__What to work on__
Print out the material that follows word for word.

__Part of a data file__

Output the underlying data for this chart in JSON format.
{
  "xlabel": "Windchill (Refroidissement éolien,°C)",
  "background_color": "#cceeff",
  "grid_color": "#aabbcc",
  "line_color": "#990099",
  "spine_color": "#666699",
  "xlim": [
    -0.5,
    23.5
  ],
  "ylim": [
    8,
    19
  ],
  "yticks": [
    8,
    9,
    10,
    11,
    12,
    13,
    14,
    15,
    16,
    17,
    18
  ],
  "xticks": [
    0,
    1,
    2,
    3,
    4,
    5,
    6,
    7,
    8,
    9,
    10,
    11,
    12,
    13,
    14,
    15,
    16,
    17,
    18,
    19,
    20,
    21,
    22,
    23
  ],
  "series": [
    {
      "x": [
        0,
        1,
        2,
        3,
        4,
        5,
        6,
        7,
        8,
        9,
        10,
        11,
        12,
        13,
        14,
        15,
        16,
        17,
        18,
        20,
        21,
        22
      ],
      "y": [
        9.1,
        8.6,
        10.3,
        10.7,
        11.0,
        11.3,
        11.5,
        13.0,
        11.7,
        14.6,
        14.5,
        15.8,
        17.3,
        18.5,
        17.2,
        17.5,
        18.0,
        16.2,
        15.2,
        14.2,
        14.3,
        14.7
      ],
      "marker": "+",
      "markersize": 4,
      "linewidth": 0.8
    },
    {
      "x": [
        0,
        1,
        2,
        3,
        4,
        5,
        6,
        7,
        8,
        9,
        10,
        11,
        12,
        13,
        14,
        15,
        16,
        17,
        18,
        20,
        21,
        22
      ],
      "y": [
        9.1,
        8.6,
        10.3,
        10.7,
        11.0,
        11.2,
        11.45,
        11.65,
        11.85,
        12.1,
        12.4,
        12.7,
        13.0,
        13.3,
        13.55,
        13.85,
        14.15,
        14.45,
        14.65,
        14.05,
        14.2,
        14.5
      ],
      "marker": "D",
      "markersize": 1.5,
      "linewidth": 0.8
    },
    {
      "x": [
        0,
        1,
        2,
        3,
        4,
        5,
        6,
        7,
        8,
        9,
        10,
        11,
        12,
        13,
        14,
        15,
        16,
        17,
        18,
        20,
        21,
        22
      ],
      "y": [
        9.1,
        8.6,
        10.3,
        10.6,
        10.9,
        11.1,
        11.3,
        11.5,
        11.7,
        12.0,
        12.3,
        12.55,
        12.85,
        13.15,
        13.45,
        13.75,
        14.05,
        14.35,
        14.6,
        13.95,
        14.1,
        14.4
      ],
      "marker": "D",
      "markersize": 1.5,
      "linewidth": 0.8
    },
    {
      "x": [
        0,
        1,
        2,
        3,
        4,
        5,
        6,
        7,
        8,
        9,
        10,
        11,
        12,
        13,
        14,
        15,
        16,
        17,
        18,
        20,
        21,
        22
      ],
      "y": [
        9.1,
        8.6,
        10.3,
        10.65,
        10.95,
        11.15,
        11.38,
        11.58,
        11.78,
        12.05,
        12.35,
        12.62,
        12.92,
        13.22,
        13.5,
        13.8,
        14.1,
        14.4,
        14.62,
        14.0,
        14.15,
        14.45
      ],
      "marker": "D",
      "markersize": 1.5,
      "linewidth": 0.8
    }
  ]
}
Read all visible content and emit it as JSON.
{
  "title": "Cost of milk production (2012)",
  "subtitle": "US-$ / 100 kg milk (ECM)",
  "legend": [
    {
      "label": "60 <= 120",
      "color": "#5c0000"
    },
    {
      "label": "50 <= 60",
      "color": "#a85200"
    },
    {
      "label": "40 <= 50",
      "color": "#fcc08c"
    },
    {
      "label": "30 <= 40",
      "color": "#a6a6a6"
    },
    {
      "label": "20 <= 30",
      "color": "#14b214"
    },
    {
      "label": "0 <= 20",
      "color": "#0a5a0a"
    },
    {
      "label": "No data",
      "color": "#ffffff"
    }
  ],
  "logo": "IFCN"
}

__Task solution__
Output the underlying data for this chart in JSON format.
{
  "xlabel": "Windchill (Refroidissement éolien,°C)",
  "background_color": "#cceeff",
  "grid_color": "#aabbcc",
  "line_color": "#990099",
  "spine_color": "#666699",
  "xlim": [
    -0.5,
    23.5
  ],
  "ylim": [
    8,
    19
  ],
  "yticks": [
    8,
    9,
    10,
    11,
    12,
    13,
    14,
    15,
    16,
    17,
    18
  ],
  "xticks": [
    0,
    1,
    2,
    3,
    4,
    5,
    6,
    7,
    8,
    9,
    10,
    11,
    12,
    13,
    14,
    15,
    16,
    17,
    18,
    19,
    20,
    21,
    22,
    23
  ],
  "series": [
    {
      "x": [
        0,
        1,
        2,
        3,
        4,
        5,
        6,
        7,
        8,
        9,
        10,
        11,
        12,
        13,
        14,
        15,
        16,
        17,
        18,
        20,
        21,
        22
      ],
      "y": [
        9.1,
        8.6,
        10.3,
        10.7,
        11.0,
        11.3,
        11.5,
        13.0,
        11.7,
        14.6,
        14.5,
        15.8,
        17.3,
        18.5,
        17.2,
        17.5,
        18.0,
        16.2,
        15.2,
        14.2,
        14.3,
        14.7
      ],
      "marker": "+",
      "markersize": 4,
      "linewidth": 0.8
    },
    {
      "x": [
        0,
        1,
        2,
        3,
        4,
        5,
        6,
        7,
        8,
        9,
        10,
        11,
        12,
        13,
        14,
        15,
        16,
        17,
        18,
        20,
        21,
        22
      ],
      "y": [
        9.1,
        8.6,
        10.3,
        10.7,
        11.0,
        11.2,
        11.45,
        11.65,
        11.85,
        12.1,
        12.4,
        12.7,
        13.0,
        13.3,
        13.55,
        13.85,
        14.15,
        14.45,
        14.65,
        14.05,
        14.2,
        14.5
      ],
      "marker": "D",
      "markersize": 1.5,
      "linewidth": 0.8
    },
    {
      "x": [
        0,
        1,
        2,
        3,
        4,
        5,
        6,
        7,
        8,
        9,
        10,
        11,
        12,
        13,
        14,
        15,
        16,
        17,
        18,
        20,
        21,
        22
      ],
      "y": [
        9.1,
        8.6,
        10.3,
        10.6,
        10.9,
        11.1,
        11.3,
        11.5,
        11.7,
        12.0,
        12.3,
        12.55,
        12.85,
        13.15,
        13.45,
        13.75,
        14.05,
        14.35,
        14.6,
        13.95,
        14.1,
        14.4
      ],
      "marker": "D",
      "markersize": 1.5,
      "linewidth": 0.8
    },
    {
      "x": [
        0,
        1,
        2,
        3,
        4,
        5,
        6,
        7,
        8,
        9,
        10,
        11,
        12,
        13,
        14,
        15,
        16,
        17,
        18,
        20,
        21,
        22
      ],
      "y": [
        9.1,
        8.6,
        10.3,
        10.65,
        10.95,
        11.15,
        11.38,
        11.58,
        11.78,
        12.05,
        12.35,
        12.62,
        12.92,
        13.22,
        13.5,
        13.8,
        14.1,
        14.4,
        14.62,
        14.0,
        14.15,
        14.45
      ],
      "marker": "D",
      "markersize": 1.5,
      "linewidth": 0.8
    }
  ]
}
Read all visible content and emit it as JSON.
{
  "title": "Cost of milk production (2012)",
  "subtitle": "US-$ / 100 kg milk (ECM)",
  "legend": [
    {
      "label": "60 <= 120",
      "color": "#5c0000"
    },
    {
      "label": "50 <= 60",
      "color": "#a85200"
    },
    {
      "label": "40 <= 50",
      "color": "#fcc08c"
    },
    {
      "label": "30 <= 40",
      "color": "#a6a6a6"
    },
    {
      "label": "20 <= 30",
      "color": "#14b214"
    },
    {
      "label": "0 <= 20",
      "color": "#0a5a0a"
    },
    {
      "label": "No data",
      "color": "#ffffff"
    }
  ],
  "logo": "IFCN"
}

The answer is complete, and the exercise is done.